■ **KUTIPAN**:

Teknis operasional yang dimaksud bisa berwujud perencanaan pendidikan yang rasional, pembenahan kurikulum pesantren dalam pola yang mudah dicernakan, dan tentu saja adalah skala prioritas dalam pendidikan. Selain itu, pembenahan infrastruktur pesantren patut dijadikan agenda bersama, setidaknya ini dimaksudknya untuk mengubah citra pesantren yang kumuh dan terkesan terbelakang.
Sebagaimana dijabarkan Saifullah Ma’shum, selama kurang lebih tiga dasawarsa terakhir, pesantren telah mulai menjajaki dan melakukan perubahan signifikan setidaknya pada empat aspek. [32] Pertama, perubahan menyangkut perlengkapan infrasturktur dan bangunan fisik pesantren. Sebagaimana dijumpai pada sebagian besar pesantren saat ini, gedung-gedung baru dengan perangkat fasilitas yang menopang kelangsungan pendidikan semisal komputer, laboratorium bahasa, perpustakaan, sarana olah raga, sarana kesehatan, dan semacamnya mulai tersedia. Bahkan juga dilengkapi dengan koperasi pesantren yang menjadi aset ekonomi para santri dan pesantren dalam mengembangkan daya tahannya.

■ **DATA MASUKAN**:

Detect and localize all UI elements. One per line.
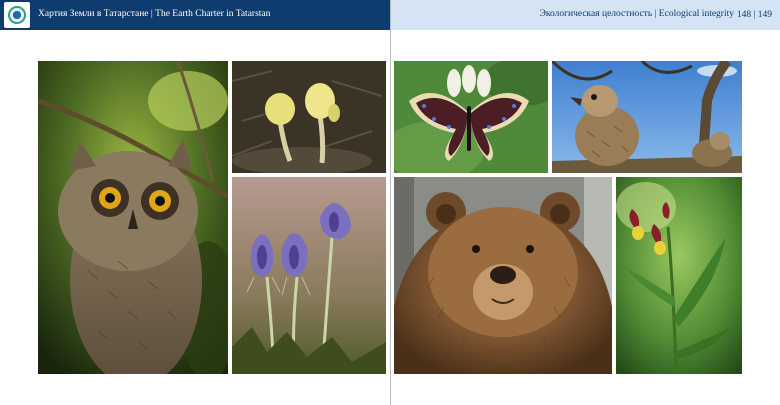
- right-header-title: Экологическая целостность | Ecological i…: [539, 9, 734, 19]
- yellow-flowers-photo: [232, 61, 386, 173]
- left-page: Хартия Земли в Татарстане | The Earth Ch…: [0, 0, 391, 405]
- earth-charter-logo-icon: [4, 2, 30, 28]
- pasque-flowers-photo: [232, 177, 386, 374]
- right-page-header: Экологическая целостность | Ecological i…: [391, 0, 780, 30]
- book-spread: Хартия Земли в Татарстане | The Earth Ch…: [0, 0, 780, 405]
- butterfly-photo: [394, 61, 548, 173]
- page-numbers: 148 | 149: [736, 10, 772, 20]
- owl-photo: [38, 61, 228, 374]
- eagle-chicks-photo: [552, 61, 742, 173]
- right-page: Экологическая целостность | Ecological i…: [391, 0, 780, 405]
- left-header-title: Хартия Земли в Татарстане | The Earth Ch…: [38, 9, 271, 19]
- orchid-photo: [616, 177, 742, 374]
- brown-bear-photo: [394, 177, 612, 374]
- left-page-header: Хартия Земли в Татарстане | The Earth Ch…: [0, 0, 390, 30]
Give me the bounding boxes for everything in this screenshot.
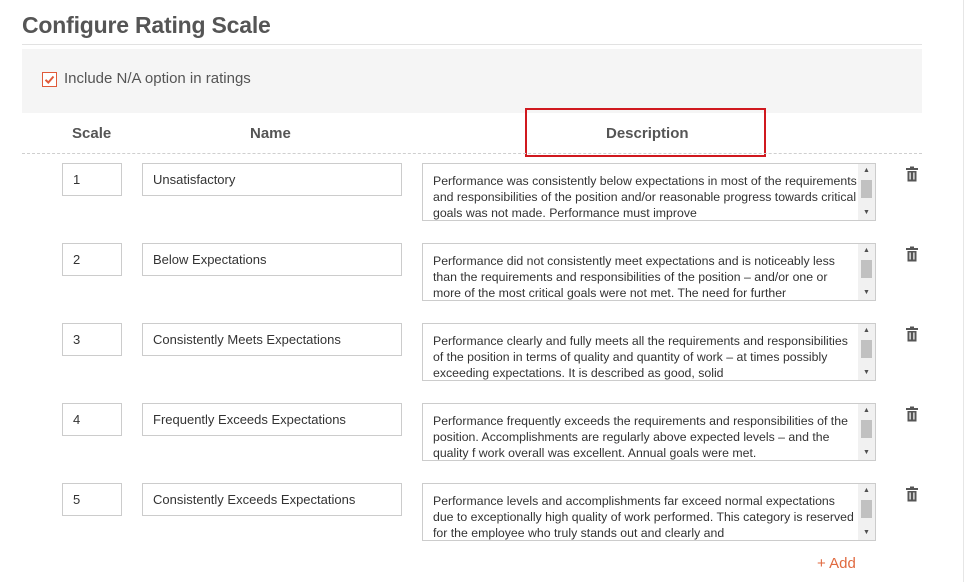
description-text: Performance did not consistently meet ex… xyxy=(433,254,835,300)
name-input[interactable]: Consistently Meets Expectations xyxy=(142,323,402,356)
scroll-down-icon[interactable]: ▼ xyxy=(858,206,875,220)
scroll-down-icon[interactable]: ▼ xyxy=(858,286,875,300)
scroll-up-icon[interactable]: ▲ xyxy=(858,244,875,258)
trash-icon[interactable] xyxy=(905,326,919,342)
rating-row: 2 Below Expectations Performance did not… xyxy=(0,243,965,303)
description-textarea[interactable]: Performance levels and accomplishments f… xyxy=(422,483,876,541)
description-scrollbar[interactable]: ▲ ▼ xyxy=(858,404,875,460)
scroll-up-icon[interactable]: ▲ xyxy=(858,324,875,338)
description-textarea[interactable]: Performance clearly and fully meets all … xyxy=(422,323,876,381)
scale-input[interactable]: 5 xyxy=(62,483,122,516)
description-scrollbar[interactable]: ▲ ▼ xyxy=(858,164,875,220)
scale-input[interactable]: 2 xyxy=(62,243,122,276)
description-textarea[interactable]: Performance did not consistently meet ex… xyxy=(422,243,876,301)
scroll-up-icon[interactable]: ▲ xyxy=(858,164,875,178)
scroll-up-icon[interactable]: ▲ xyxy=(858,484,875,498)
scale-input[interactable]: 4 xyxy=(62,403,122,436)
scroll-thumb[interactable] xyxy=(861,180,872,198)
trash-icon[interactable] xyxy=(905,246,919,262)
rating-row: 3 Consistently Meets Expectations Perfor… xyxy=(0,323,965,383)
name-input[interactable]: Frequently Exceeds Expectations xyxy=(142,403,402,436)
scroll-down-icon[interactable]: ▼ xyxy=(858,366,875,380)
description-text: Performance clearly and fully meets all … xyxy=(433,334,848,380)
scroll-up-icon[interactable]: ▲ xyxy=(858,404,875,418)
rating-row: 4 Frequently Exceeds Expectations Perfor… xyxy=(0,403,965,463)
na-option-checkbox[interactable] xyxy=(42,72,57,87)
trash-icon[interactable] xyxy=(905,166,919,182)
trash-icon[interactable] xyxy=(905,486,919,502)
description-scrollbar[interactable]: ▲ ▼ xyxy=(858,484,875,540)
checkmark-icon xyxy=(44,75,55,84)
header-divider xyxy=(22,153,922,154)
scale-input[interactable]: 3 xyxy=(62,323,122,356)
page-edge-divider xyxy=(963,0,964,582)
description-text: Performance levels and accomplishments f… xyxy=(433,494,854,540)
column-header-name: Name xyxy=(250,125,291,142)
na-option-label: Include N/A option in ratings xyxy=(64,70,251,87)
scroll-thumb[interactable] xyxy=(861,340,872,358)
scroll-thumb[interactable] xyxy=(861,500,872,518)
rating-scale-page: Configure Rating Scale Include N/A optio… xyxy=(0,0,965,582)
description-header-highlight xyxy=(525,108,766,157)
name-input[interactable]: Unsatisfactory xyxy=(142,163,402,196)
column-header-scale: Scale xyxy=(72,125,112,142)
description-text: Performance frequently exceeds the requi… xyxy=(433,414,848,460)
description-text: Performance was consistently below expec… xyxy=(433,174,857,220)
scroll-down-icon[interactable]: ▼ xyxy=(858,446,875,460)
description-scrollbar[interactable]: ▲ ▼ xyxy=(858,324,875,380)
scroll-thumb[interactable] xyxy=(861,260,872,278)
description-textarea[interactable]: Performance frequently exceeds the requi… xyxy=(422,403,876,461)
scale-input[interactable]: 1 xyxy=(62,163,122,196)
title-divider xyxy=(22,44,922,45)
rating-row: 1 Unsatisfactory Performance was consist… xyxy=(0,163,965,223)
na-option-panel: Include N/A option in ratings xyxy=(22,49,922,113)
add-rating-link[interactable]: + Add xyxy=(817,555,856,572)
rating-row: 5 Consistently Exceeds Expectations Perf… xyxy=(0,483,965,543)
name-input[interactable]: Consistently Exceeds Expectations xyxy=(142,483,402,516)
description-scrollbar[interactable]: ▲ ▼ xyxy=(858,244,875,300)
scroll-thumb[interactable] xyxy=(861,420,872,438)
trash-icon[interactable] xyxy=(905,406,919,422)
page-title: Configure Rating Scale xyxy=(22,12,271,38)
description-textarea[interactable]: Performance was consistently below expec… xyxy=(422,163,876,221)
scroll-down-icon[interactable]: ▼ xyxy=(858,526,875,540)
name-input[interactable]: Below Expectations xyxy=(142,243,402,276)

■ **TANTANGAN 1**: Kembalikan bagian kutipan tentang pesantren persis sama, mulai dari "Teknis operasional yang" dan berakhir pada "dan terkesan terbelakang.".
■ **TANTANGAN 2**: Ketik ulang baris-baris dari entri di atas tanpa perubahan, mulai dari baris yang memuat "- right-header-title: Экологическая" dan berakhir pada baris yang memuat "- owl-photo: [38, 61, 228, 374]", termasuk kedua baris tersebut.

■ **JAWABAN LENGKAP 1**:
Teknis operasional yang dimaksud bisa berwujud perencanaan pendidikan yang rasional, pembenahan kurikulum pesantren dalam pola yang mudah dicernakan, dan tentu saja adalah skala prioritas dalam pendidikan. Selain itu, pembenahan infrastruktur pesantren patut dijadikan agenda bersama, setidaknya ini dimaksudknya untuk mengubah citra pesantren yang kumuh dan terkesan terbelakang.

■ **JAWABAN LENGKAP 2**:
- right-header-title: Экологическая целостность | Ecological i…: [539, 9, 734, 19]
- yellow-flowers-photo: [232, 61, 386, 173]
- left-page: Хартия Земли в Татарстане | The Earth Ch…: [0, 0, 391, 405]
- earth-charter-logo-icon: [4, 2, 30, 28]
- pasque-flowers-photo: [232, 177, 386, 374]
- right-page-header: Экологическая целостность | Ecological i…: [391, 0, 780, 30]
- book-spread: Хартия Земли в Татарстане | The Earth Ch…: [0, 0, 780, 405]
- butterfly-photo: [394, 61, 548, 173]
- page-numbers: 148 | 149: [736, 10, 772, 20]
- owl-photo: [38, 61, 228, 374]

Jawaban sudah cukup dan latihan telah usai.